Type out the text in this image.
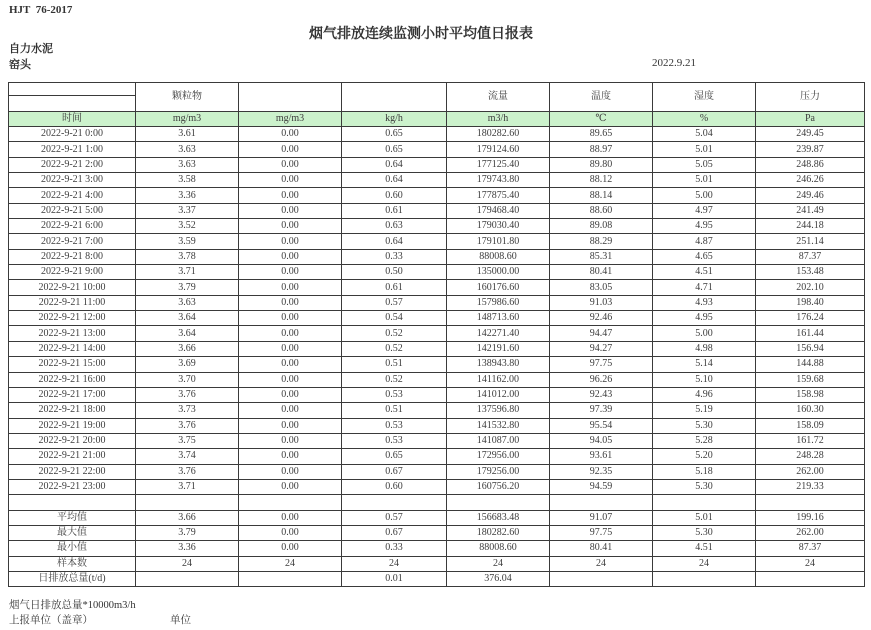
HJT  76-2017
烟气排放连续监测小时平均值日报表
自力水泥
窑头	2022.9.21
	颗粒物			流量	温度	湿度	压力

时间	mg/m3	mg/m3	kg/h	m3/h	℃	%	Pa
2022-9-21 0:00	3.61	0.00	0.65	180282.60	89.65	5.04	249.45
2022-9-21 1:00	3.63	0.00	0.65	179124.60	88.97	5.01	239.87
2022-9-21 2:00	3.63	0.00	0.64	177125.40	89.80	5.05	248.86
2022-9-21 3:00	3.58	0.00	0.64	179743.80	88.12	5.01	246.26
2022-9-21 4:00	3.36	0.00	0.60	177875.40	88.14	5.00	249.46
2022-9-21 5:00	3.37	0.00	0.61	179468.40	88.60	4.97	241.49
2022-9-21 6:00	3.52	0.00	0.63	179030.40	89.08	4.95	244.18
2022-9-21 7:00	3.59	0.00	0.64	179101.80	88.29	4.87	251.14
2022-9-21 8:00	3.78	0.00	0.33	88008.60	85.31	4.65	87.37
2022-9-21 9:00	3.71	0.00	0.50	135000.00	80.41	4.51	153.48
2022-9-21 10:00	3.79	0.00	0.61	160176.60	83.05	4.71	202.10
2022-9-21 11:00	3.63	0.00	0.57	157986.60	91.03	4.93	198.40
2022-9-21 12:00	3.64	0.00	0.54	148713.60	92.46	4.95	176.24
2022-9-21 13:00	3.64	0.00	0.52	142271.40	94.47	5.00	161.44
2022-9-21 14:00	3.66	0.00	0.52	142191.60	94.27	4.98	156.94
2022-9-21 15:00	3.69	0.00	0.51	138943.80	97.75	5.14	144.88
2022-9-21 16:00	3.70	0.00	0.52	141162.00	96.26	5.10	159.68
2022-9-21 17:00	3.76	0.00	0.53	141012.00	92.43	4.96	158.98
2022-9-21 18:00	3.73	0.00	0.51	137596.80	97.39	5.19	160.30
2022-9-21 19:00	3.76	0.00	0.53	141532.80	95.54	5.30	158.09
2022-9-21 20:00	3.75	0.00	0.53	141087.00	94.05	5.28	161.72
2022-9-21 21:00	3.74	0.00	0.65	172956.00	93.61	5.20	248.28
2022-9-21 22:00	3.76	0.00	0.67	179256.00	92.35	5.18	262.00
2022-9-21 23:00	3.71	0.00	0.60	160756.20	94.59	5.30	219.33

平均值	3.66	0.00	0.57	156683.48	91.07	5.01	199.16
最大值	3.79	0.00	0.67	180282.60	97.75	5.30	262.00
最小值	3.36	0.00	0.33	88008.60	80.41	4.51	87.37
样本数	24	24	24	24	24	24	24
日排放总量(t/d)			0.01	376.04			
烟气日排放总量*10000m3/h
上报单位（盖章）	单位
----
◆ **Directive**:
Restate the data above word for word. Do not include the images.

◆ **Worked solution**:
Type out the text in this image.
HJT  76-2017
烟气排放连续监测小时平均值日报表
自力水泥
窑头	2022.9.21
	颗粒物			流量	温度	湿度	压力

时间	mg/m3	mg/m3	kg/h	m3/h	℃	%	Pa
2022-9-21 0:00	3.61	0.00	0.65	180282.60	89.65	5.04	249.45
2022-9-21 1:00	3.63	0.00	0.65	179124.60	88.97	5.01	239.87
2022-9-21 2:00	3.63	0.00	0.64	177125.40	89.80	5.05	248.86
2022-9-21 3:00	3.58	0.00	0.64	179743.80	88.12	5.01	246.26
2022-9-21 4:00	3.36	0.00	0.60	177875.40	88.14	5.00	249.46
2022-9-21 5:00	3.37	0.00	0.61	179468.40	88.60	4.97	241.49
2022-9-21 6:00	3.52	0.00	0.63	179030.40	89.08	4.95	244.18
2022-9-21 7:00	3.59	0.00	0.64	179101.80	88.29	4.87	251.14
2022-9-21 8:00	3.78	0.00	0.33	88008.60	85.31	4.65	87.37
2022-9-21 9:00	3.71	0.00	0.50	135000.00	80.41	4.51	153.48
2022-9-21 10:00	3.79	0.00	0.61	160176.60	83.05	4.71	202.10
2022-9-21 11:00	3.63	0.00	0.57	157986.60	91.03	4.93	198.40
2022-9-21 12:00	3.64	0.00	0.54	148713.60	92.46	4.95	176.24
2022-9-21 13:00	3.64	0.00	0.52	142271.40	94.47	5.00	161.44
2022-9-21 14:00	3.66	0.00	0.52	142191.60	94.27	4.98	156.94
2022-9-21 15:00	3.69	0.00	0.51	138943.80	97.75	5.14	144.88
2022-9-21 16:00	3.70	0.00	0.52	141162.00	96.26	5.10	159.68
2022-9-21 17:00	3.76	0.00	0.53	141012.00	92.43	4.96	158.98
2022-9-21 18:00	3.73	0.00	0.51	137596.80	97.39	5.19	160.30
2022-9-21 19:00	3.76	0.00	0.53	141532.80	95.54	5.30	158.09
2022-9-21 20:00	3.75	0.00	0.53	141087.00	94.05	5.28	161.72
2022-9-21 21:00	3.74	0.00	0.65	172956.00	93.61	5.20	248.28
2022-9-21 22:00	3.76	0.00	0.67	179256.00	92.35	5.18	262.00
2022-9-21 23:00	3.71	0.00	0.60	160756.20	94.59	5.30	219.33

平均值	3.66	0.00	0.57	156683.48	91.07	5.01	199.16
最大值	3.79	0.00	0.67	180282.60	97.75	5.30	262.00
最小值	3.36	0.00	0.33	88008.60	80.41	4.51	87.37
样本数	24	24	24	24	24	24	24
日排放总量(t/d)			0.01	376.04			
烟气日排放总量*10000m3/h
上报单位（盖章）	单位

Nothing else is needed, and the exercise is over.